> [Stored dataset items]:
* * * * *

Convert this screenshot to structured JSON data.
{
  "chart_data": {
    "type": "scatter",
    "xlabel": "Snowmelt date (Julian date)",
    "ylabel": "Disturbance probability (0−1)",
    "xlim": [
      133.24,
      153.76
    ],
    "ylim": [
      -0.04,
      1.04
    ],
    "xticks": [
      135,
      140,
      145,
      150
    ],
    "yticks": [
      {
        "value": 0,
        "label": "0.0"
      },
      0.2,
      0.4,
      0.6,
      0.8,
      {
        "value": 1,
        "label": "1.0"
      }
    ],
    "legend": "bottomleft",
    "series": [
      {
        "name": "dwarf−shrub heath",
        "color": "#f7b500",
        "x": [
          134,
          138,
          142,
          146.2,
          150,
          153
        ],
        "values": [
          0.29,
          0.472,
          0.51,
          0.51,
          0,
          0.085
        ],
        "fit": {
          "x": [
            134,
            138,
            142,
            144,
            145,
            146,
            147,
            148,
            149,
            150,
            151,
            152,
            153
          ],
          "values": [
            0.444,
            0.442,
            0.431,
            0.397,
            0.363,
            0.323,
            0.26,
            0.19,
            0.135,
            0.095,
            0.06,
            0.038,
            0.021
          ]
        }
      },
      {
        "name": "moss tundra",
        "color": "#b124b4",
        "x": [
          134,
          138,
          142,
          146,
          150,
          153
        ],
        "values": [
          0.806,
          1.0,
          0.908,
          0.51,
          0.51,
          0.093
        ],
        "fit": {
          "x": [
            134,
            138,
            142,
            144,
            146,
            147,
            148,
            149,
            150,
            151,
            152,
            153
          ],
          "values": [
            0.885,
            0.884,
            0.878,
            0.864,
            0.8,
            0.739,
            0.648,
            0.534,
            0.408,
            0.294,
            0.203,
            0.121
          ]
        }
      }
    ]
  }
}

* * * * *

> [Written exercise]: Show each line of the data that contains the string "name".

> [The solution]:
        "name": "dwarf−shrub heath",
        "name": "moss tundra",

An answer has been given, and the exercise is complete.